* [SET PROBLEM]
Write out the entire listing below exactly, with the pictures left out.

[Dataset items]
■ ■ ■ ■ ■

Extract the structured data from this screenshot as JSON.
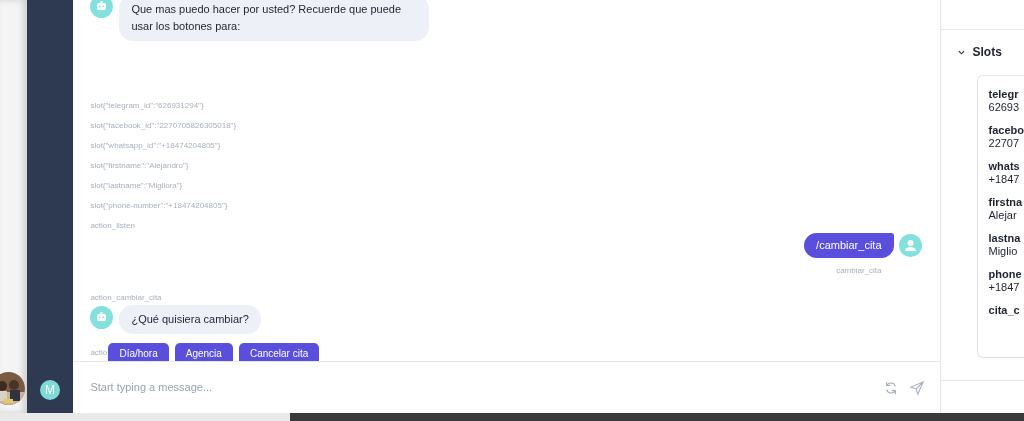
{
  "sidebar": {
    "user_initial": "M"
  },
  "messages": [
    {
      "kind": "bot",
      "text": "Que mas puedo hacer por usted? Recuerde que puede usar los botones para:"
    },
    {
      "kind": "event",
      "text": "slot{\"telegram_id\":\"626931294\"}"
    },
    {
      "kind": "event",
      "text": "slot{\"facebook_id\":\"2270705826305018\"}"
    },
    {
      "kind": "event",
      "text": "slot{\"whatsapp_id\":\"+18474204805\"}"
    },
    {
      "kind": "event",
      "text": "slot{\"firstname\":\"Alejandro\"}"
    },
    {
      "kind": "event",
      "text": "slot{\"lastname\":\"Migliora\"}"
    },
    {
      "kind": "event",
      "text": "slot{\"phone-number\":\"+18474204805\"}"
    },
    {
      "kind": "event",
      "text": "action_listen"
    },
    {
      "kind": "user",
      "text": "/cambiar_cita",
      "intent": "cambiar_cita"
    },
    {
      "kind": "event",
      "text": "action_cambiar_cita"
    },
    {
      "kind": "bot",
      "text": "¿Qué quisiera cambiar?"
    },
    {
      "kind": "buttons",
      "partly_hidden_text": "actio",
      "buttons": [
        "Día/hora",
        "Agencia",
        "Cancelar cita"
      ]
    }
  ],
  "composer": {
    "placeholder": "Start typing a message..."
  },
  "slots_panel": {
    "title": "Slots",
    "expanded": true,
    "slots": [
      {
        "name": "telegr",
        "value": "62693"
      },
      {
        "name": "facebo",
        "value": "22707"
      },
      {
        "name": "whats",
        "value": "+1847"
      },
      {
        "name": "firstna",
        "value": "Alejar"
      },
      {
        "name": "lastna",
        "value": "Miglio"
      },
      {
        "name": "phone",
        "value": "+1847"
      },
      {
        "name": "cita_c"
      }
    ]
  }
}
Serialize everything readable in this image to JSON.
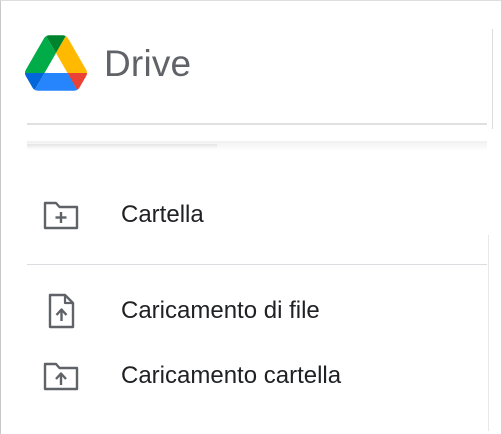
{
  "header": {
    "product_name": "Drive",
    "logo_icon": "google-drive-logo",
    "logo_colors": {
      "green": "#0F9D58",
      "blue": "#4285F4",
      "yellow": "#FBBC04",
      "red": "#EA4335",
      "dark_blue": "#1967D2"
    }
  },
  "menu": {
    "items": [
      {
        "label": "Cartella",
        "icon": "new-folder-icon"
      },
      {
        "label": "Caricamento di file",
        "icon": "file-upload-icon"
      },
      {
        "label": "Caricamento cartella",
        "icon": "folder-upload-icon"
      }
    ]
  },
  "colors": {
    "text": "#202124",
    "product_text": "#5f6368",
    "icon": "#5f6368",
    "divider": "#dadce0"
  }
}
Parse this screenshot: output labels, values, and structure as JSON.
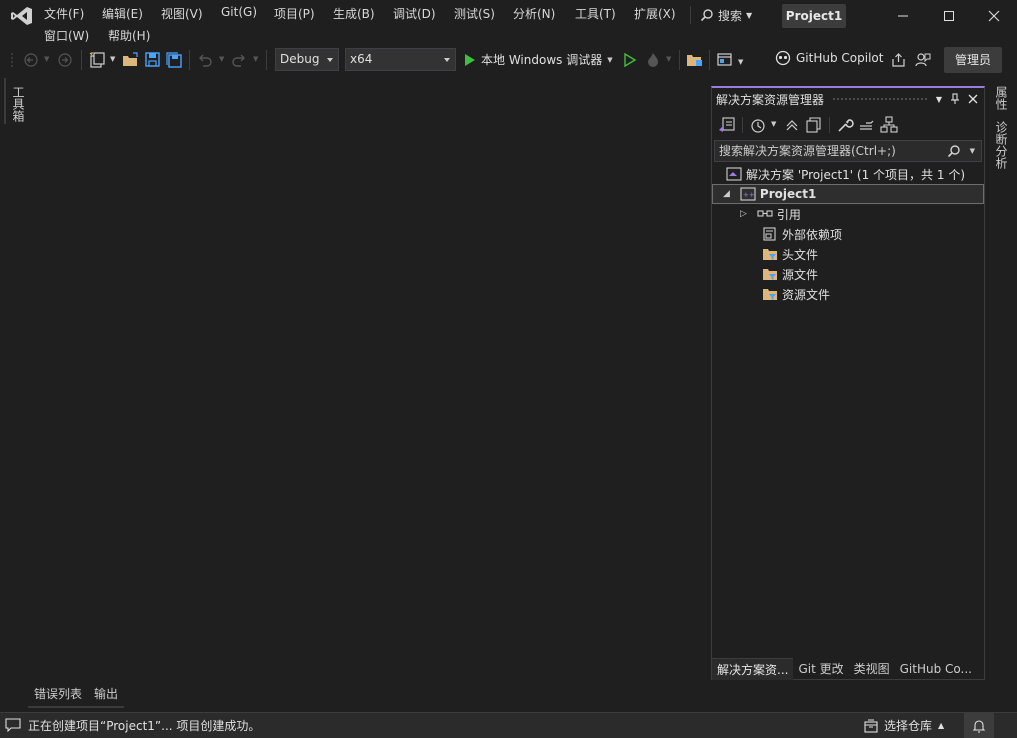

■ ■ ■ ■ ■

* [COMPLETED EXERCISE]
Extract the structured data from this screenshot as JSON.
{
  "sidebar": {
    "user_initial": "M"
  },
  "messages": [
    {
      "kind": "bot",
      "text": "Que mas puedo hacer por usted? Recuerde que puede usar los botones para:"
    },
    {
      "kind": "event",
      "text": "slot{\"telegram_id\":\"626931294\"}"
    },
    {
      "kind": "event",
      "text": "slot{\"facebook_id\":\"2270705826305018\"}"
    },
    {
      "kind": "event",
      "text": "slot{\"whatsapp_id\":\"+18474204805\"}"
    },
    {
      "kind": "event",
      "text": "slot{\"firstname\":\"Alejandro\"}"
    },
    {
      "kind": "event",
      "text": "slot{\"lastname\":\"Migliora\"}"
    },
    {
      "kind": "event",
      "text": "slot{\"phone-number\":\"+18474204805\"}"
    },
    {
      "kind": "event",
      "text": "action_listen"
    },
    {
      "kind": "user",
      "text": "/cambiar_cita",
      "intent": "cambiar_cita"
    },
    {
      "kind": "event",
      "text": "action_cambiar_cita"
    },
    {
      "kind": "bot",
      "text": "¿Qué quisiera cambiar?"
    },
    {
      "kind": "buttons",
      "partly_hidden_text": "actio",
      "buttons": [
        "Día/hora",
        "Agencia",
        "Cancelar cita"
      ]
    }
  ],
  "composer": {
    "placeholder": "Start typing a message..."
  },
  "slots_panel": {
    "title": "Slots",
    "expanded": true,
    "slots": [
      {
        "name": "telegr",
        "value": "62693"
      },
      {
        "name": "facebo",
        "value": "22707"
      },
      {
        "name": "whats",
        "value": "+1847"
      },
      {
        "name": "firstna",
        "value": "Alejar"
      },
      {
        "name": "lastna",
        "value": "Miglio"
      },
      {
        "name": "phone",
        "value": "+1847"
      },
      {
        "name": "cita_c"
      }
    ]
  }
}
Serialize everything readable in this image to JSON.
{
  "header": {
    "product_name": "Drive",
    "logo_icon": "google-drive-logo",
    "logo_colors": {
      "green": "#0F9D58",
      "blue": "#4285F4",
      "yellow": "#FBBC04",
      "red": "#EA4335",
      "dark_blue": "#1967D2"
    }
  },
  "menu": {
    "items": [
      {
        "label": "Cartella",
        "icon": "new-folder-icon"
      },
      {
        "label": "Caricamento di file",
        "icon": "file-upload-icon"
      },
      {
        "label": "Caricamento cartella",
        "icon": "folder-upload-icon"
      }
    ]
  },
  "colors": {
    "text": "#202124",
    "product_text": "#5f6368",
    "icon": "#5f6368",
    "divider": "#dadce0"
  }
}
Parse this screenshot: output labels, values, and structure as JSON.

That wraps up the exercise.